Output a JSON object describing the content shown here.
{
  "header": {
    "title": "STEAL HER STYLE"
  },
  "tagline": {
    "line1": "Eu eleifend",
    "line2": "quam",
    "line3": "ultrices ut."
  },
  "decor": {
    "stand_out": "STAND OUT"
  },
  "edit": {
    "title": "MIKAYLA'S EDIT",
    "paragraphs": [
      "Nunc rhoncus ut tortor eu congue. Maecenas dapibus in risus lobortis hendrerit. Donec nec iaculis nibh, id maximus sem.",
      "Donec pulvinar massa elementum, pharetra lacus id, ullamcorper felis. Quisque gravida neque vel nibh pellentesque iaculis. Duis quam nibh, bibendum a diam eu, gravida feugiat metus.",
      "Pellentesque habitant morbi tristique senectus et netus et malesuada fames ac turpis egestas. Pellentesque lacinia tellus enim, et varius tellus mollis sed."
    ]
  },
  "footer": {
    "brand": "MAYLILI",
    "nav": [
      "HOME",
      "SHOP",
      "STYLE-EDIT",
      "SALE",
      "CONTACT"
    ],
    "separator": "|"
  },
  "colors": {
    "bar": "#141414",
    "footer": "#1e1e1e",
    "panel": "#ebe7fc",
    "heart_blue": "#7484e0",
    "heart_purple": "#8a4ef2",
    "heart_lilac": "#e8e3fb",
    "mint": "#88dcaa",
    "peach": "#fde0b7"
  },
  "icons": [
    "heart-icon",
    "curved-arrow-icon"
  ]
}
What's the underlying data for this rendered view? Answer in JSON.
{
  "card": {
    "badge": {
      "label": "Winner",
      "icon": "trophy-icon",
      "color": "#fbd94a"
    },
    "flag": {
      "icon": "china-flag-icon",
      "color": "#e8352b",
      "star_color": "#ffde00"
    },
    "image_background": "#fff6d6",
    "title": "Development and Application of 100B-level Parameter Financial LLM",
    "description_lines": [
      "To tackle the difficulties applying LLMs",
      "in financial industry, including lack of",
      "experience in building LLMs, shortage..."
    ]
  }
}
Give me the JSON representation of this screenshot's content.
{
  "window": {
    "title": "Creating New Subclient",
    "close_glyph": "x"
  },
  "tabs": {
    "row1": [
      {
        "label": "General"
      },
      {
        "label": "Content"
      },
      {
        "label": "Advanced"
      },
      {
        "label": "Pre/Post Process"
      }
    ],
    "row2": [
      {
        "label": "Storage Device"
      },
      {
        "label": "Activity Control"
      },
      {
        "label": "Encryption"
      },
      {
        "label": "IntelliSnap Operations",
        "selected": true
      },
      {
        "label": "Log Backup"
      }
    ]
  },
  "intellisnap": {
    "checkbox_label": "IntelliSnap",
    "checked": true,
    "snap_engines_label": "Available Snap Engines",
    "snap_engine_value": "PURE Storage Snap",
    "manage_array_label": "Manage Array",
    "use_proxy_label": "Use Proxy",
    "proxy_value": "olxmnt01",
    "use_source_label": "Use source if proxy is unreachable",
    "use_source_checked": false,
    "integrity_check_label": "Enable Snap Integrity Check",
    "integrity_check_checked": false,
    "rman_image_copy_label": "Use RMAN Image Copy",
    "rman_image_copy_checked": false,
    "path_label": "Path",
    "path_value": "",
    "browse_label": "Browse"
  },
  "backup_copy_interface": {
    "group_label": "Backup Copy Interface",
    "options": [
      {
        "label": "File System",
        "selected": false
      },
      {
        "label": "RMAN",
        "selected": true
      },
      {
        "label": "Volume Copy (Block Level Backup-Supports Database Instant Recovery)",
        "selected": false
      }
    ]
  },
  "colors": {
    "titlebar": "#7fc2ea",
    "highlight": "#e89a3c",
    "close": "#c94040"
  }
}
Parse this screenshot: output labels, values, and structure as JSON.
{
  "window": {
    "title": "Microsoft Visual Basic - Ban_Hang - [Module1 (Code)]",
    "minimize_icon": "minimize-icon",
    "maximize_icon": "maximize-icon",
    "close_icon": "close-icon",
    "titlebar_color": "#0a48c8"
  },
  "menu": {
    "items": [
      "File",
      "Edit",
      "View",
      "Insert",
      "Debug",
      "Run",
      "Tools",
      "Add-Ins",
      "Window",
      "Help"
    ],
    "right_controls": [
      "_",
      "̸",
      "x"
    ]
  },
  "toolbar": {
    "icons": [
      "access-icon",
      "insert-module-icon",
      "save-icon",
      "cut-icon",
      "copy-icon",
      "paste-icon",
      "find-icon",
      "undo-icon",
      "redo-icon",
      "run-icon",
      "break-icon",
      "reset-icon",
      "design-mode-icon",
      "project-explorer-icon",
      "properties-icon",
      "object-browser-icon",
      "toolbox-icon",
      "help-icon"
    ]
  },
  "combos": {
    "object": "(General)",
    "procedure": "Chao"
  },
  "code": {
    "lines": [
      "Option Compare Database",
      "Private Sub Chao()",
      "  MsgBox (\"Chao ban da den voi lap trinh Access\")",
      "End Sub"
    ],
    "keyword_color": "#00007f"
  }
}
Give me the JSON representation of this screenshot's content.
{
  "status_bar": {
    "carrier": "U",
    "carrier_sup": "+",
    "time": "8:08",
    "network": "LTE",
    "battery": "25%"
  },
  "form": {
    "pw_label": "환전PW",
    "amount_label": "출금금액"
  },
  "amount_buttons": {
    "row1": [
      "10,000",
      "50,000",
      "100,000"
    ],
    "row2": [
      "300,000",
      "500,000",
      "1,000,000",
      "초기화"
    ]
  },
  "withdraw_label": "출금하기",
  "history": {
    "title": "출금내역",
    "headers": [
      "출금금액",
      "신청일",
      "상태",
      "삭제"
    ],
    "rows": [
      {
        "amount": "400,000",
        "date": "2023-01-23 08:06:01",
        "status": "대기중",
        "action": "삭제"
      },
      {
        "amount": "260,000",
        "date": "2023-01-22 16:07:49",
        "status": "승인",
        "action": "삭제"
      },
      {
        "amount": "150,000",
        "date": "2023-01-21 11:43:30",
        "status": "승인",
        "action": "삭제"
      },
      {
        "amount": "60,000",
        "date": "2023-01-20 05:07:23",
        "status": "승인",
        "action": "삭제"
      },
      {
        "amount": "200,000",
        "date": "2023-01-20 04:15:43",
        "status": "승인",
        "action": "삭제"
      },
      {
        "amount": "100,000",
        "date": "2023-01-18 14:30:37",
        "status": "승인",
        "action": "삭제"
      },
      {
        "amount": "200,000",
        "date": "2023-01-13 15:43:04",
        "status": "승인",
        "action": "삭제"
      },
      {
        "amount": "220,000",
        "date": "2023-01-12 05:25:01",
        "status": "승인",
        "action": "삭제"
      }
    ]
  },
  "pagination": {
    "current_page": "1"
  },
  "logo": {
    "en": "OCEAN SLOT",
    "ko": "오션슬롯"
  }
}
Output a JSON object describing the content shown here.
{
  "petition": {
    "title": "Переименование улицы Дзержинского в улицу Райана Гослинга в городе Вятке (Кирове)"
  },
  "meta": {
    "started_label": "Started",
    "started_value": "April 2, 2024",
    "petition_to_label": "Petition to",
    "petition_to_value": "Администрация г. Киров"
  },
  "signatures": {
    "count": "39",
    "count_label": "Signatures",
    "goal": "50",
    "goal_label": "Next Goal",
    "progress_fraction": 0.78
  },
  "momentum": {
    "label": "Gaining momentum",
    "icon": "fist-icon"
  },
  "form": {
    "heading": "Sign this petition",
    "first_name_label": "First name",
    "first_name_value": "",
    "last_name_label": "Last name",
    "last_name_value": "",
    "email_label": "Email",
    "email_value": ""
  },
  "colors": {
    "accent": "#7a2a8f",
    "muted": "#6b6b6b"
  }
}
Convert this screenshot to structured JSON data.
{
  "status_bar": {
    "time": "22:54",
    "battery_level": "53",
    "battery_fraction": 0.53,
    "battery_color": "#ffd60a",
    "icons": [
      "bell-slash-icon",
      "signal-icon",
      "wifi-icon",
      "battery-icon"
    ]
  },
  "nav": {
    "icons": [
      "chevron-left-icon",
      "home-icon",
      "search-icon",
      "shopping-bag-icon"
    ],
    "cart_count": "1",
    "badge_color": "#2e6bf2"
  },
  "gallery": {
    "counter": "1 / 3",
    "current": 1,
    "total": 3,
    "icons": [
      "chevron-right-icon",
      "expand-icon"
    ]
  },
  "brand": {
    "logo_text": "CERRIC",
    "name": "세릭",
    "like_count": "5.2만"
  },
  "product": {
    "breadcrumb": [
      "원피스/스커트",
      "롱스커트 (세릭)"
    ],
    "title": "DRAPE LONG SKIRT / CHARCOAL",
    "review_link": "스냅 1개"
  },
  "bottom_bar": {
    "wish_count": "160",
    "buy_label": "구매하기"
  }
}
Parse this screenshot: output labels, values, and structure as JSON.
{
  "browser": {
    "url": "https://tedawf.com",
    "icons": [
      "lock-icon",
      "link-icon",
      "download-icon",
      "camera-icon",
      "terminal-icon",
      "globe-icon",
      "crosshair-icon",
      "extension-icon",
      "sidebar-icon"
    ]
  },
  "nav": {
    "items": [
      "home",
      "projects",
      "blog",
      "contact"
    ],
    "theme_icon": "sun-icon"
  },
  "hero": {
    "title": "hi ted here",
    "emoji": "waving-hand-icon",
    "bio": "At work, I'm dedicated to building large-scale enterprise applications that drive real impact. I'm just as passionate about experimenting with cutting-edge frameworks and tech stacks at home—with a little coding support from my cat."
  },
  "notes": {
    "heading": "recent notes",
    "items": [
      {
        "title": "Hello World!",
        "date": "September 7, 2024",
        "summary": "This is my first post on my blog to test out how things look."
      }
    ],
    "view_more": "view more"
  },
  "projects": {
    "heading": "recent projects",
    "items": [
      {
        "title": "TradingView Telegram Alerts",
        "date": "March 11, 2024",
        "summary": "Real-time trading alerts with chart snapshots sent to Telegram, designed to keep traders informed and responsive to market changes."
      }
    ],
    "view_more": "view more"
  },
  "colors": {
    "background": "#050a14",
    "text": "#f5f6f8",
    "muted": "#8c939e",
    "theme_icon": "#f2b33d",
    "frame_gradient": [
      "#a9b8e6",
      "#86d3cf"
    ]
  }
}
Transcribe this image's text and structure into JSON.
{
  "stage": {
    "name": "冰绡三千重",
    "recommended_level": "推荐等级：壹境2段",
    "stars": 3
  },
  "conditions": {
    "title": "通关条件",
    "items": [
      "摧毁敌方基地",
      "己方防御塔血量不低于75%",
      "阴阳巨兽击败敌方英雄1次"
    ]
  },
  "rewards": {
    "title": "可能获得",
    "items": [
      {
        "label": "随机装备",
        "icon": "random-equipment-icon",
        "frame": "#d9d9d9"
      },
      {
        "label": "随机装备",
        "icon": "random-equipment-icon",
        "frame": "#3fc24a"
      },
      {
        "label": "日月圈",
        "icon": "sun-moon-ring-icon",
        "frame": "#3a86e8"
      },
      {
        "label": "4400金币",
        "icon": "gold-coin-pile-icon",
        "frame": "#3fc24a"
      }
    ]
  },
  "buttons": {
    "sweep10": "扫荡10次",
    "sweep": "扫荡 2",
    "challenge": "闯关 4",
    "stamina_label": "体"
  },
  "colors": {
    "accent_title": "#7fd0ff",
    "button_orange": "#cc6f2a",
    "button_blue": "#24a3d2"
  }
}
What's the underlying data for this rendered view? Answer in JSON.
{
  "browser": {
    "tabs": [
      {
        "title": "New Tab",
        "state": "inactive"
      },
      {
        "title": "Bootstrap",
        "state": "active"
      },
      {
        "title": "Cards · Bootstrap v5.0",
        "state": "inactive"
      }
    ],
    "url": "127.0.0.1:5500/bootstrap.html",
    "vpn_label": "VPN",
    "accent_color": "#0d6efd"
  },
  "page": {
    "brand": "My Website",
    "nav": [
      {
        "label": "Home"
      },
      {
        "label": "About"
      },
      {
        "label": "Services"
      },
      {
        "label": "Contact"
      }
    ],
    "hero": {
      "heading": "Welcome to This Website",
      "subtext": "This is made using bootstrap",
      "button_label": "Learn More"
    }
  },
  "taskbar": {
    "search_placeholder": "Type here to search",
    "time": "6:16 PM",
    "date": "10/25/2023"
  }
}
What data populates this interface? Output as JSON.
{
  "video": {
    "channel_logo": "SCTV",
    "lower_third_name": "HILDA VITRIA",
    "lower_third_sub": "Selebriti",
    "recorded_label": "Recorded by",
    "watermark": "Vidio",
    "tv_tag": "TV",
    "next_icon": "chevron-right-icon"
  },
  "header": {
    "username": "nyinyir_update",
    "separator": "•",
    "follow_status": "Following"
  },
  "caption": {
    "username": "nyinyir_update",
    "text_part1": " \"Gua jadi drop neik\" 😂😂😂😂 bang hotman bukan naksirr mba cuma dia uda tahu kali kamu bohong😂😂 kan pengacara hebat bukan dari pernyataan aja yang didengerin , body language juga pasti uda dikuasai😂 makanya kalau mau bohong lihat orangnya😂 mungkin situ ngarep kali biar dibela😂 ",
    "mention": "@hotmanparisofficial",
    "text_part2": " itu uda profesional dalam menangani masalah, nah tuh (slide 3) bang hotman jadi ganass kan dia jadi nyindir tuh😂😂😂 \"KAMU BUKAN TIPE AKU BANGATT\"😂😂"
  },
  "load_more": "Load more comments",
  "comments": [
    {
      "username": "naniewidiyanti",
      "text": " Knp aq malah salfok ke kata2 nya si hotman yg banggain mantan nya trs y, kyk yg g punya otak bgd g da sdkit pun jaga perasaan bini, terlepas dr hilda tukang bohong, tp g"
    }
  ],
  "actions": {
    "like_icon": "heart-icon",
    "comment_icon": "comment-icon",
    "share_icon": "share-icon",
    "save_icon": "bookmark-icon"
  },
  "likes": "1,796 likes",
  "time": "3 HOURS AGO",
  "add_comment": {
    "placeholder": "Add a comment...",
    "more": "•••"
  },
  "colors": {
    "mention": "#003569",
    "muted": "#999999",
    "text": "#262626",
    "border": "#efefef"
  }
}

***

→ What this task involves: What needs duplicating is the run of lines from the one containing "What data populates" through the last line of the entries above, exact and complete.

→ Solution for this exercise:
What data populates this interface? Output as JSON.
{
  "video": {
    "channel_logo": "SCTV",
    "lower_third_name": "HILDA VITRIA",
    "lower_third_sub": "Selebriti",
    "recorded_label": "Recorded by",
    "watermark": "Vidio",
    "tv_tag": "TV",
    "next_icon": "chevron-right-icon"
  },
  "header": {
    "username": "nyinyir_update",
    "separator": "•",
    "follow_status": "Following"
  },
  "caption": {
    "username": "nyinyir_update",
    "text_part1": " \"Gua jadi drop neik\" 😂😂😂😂 bang hotman bukan naksirr mba cuma dia uda tahu kali kamu bohong😂😂 kan pengacara hebat bukan dari pernyataan aja yang didengerin , body language juga pasti uda dikuasai😂 makanya kalau mau bohong lihat orangnya😂 mungkin situ ngarep kali biar dibela😂 ",
    "mention": "@hotmanparisofficial",
    "text_part2": " itu uda profesional dalam menangani masalah, nah tuh (slide 3) bang hotman jadi ganass kan dia jadi nyindir tuh😂😂😂 \"KAMU BUKAN TIPE AKU BANGATT\"😂😂"
  },
  "load_more": "Load more comments",
  "comments": [
    {
      "username": "naniewidiyanti",
      "text": " Knp aq malah salfok ke kata2 nya si hotman yg banggain mantan nya trs y, kyk yg g punya otak bgd g da sdkit pun jaga perasaan bini, terlepas dr hilda tukang bohong, tp g"
    }
  ],
  "actions": {
    "like_icon": "heart-icon",
    "comment_icon": "comment-icon",
    "share_icon": "share-icon",
    "save_icon": "bookmark-icon"
  },
  "likes": "1,796 likes",
  "time": "3 HOURS AGO",
  "add_comment": {
    "placeholder": "Add a comment...",
    "more": "•••"
  },
  "colors": {
    "mention": "#003569",
    "muted": "#999999",
    "text": "#262626",
    "border": "#efefef"
  }
}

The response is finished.